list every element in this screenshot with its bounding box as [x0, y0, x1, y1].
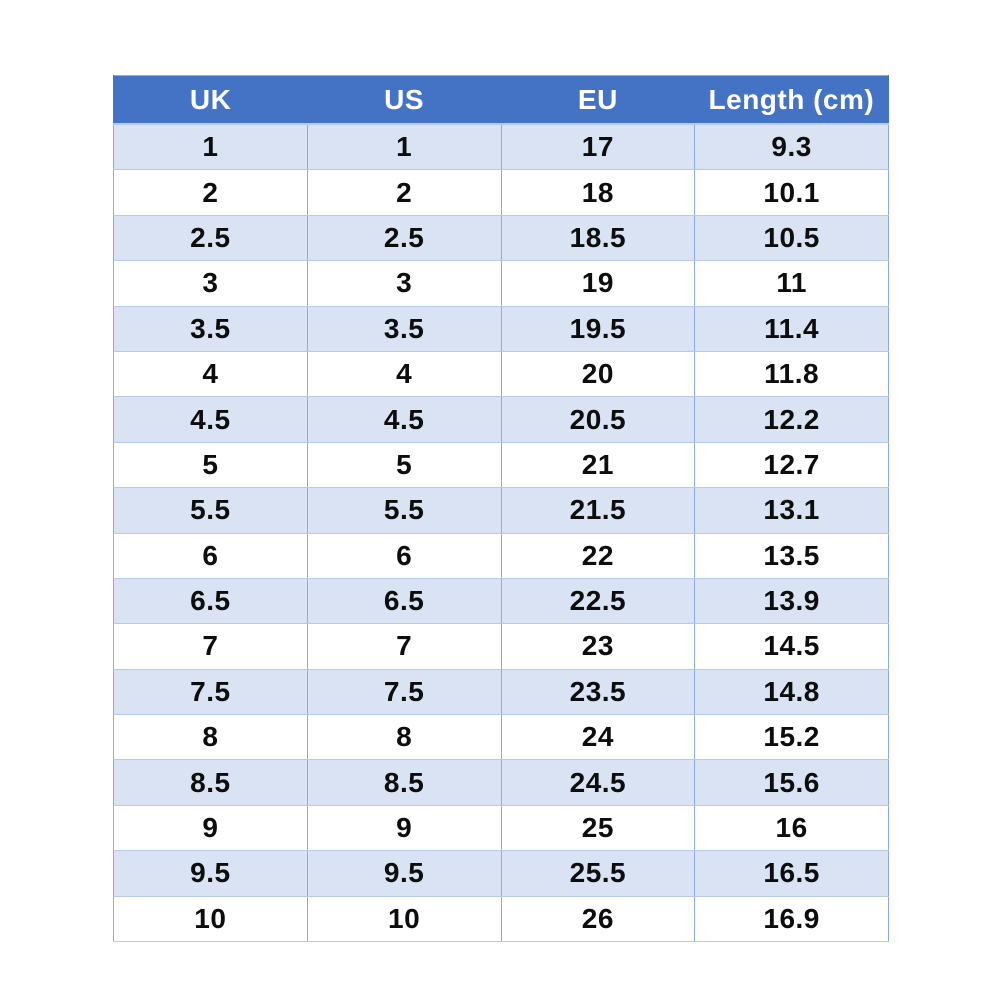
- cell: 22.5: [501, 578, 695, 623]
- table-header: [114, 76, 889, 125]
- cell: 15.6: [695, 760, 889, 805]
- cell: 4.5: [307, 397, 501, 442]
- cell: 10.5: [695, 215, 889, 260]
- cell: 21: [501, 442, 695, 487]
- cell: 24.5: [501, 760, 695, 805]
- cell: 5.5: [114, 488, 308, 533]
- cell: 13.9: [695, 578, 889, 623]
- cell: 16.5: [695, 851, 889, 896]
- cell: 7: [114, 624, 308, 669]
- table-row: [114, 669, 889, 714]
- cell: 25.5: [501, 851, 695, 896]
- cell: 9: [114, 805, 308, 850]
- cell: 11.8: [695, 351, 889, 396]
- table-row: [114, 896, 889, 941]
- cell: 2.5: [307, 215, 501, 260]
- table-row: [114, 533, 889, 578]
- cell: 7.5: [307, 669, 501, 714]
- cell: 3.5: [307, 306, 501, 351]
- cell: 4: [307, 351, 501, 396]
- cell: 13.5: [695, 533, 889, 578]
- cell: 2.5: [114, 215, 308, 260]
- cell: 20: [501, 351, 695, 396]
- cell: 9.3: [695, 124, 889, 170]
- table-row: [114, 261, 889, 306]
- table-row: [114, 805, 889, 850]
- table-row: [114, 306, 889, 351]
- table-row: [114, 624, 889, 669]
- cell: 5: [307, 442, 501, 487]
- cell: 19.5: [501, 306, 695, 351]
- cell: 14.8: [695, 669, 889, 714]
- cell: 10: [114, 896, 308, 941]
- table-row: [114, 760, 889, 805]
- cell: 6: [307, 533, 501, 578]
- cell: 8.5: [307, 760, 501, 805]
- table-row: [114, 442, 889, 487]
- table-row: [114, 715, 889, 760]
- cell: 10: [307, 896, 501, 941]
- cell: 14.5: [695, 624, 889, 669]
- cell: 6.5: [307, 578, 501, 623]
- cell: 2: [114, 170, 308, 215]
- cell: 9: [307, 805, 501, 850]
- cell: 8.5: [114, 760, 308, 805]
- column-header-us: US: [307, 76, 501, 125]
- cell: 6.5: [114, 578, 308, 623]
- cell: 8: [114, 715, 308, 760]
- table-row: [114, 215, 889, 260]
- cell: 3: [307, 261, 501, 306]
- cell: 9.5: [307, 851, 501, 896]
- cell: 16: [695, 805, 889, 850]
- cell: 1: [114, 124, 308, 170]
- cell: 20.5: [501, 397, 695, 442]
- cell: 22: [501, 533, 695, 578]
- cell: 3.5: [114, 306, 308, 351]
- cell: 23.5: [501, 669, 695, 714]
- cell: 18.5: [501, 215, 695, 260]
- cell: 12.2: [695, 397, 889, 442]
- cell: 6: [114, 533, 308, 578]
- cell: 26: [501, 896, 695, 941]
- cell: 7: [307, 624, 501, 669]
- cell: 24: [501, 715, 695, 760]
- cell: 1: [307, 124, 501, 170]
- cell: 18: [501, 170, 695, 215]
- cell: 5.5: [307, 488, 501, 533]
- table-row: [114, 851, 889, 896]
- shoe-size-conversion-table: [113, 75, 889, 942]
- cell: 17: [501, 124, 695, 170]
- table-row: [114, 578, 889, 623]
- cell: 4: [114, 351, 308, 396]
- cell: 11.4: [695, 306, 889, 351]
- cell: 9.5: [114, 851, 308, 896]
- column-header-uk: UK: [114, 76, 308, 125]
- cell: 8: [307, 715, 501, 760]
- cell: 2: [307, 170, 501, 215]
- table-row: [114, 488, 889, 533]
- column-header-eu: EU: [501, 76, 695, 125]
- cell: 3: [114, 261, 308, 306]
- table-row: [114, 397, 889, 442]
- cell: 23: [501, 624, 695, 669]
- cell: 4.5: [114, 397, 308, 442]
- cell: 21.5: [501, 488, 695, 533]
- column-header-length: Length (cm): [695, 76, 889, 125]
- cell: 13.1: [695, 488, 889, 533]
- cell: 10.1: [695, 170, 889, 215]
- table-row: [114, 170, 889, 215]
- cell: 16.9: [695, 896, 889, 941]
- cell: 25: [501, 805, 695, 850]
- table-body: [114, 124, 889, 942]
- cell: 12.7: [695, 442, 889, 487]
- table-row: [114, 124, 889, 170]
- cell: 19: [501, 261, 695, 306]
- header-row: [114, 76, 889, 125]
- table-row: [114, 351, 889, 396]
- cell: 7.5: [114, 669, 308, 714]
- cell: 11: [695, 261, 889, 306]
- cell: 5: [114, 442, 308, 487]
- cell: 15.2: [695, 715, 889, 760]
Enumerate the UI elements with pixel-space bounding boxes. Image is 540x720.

# # #

Rewrite the material from the line with "- cell: 22.5: [501, 578, 695, 623]" to the line with "- cell: 24.5: [501, 760, 695, 805]", both included, as a JSON list of strings with one string per line and no blank lines.

Response for this exercise:
[
  "- cell: 22.5: [501, 578, 695, 623]",
  "- table-header: [114, 76, 889, 125]",
  "- cell: 15.6: [695, 760, 889, 805]",
  "- cell: 4.5: [307, 397, 501, 442]",
  "- cell: 10.5: [695, 215, 889, 260]",
  "- cell: 21: [501, 442, 695, 487]",
  "- cell: 24.5: [501, 760, 695, 805]"
]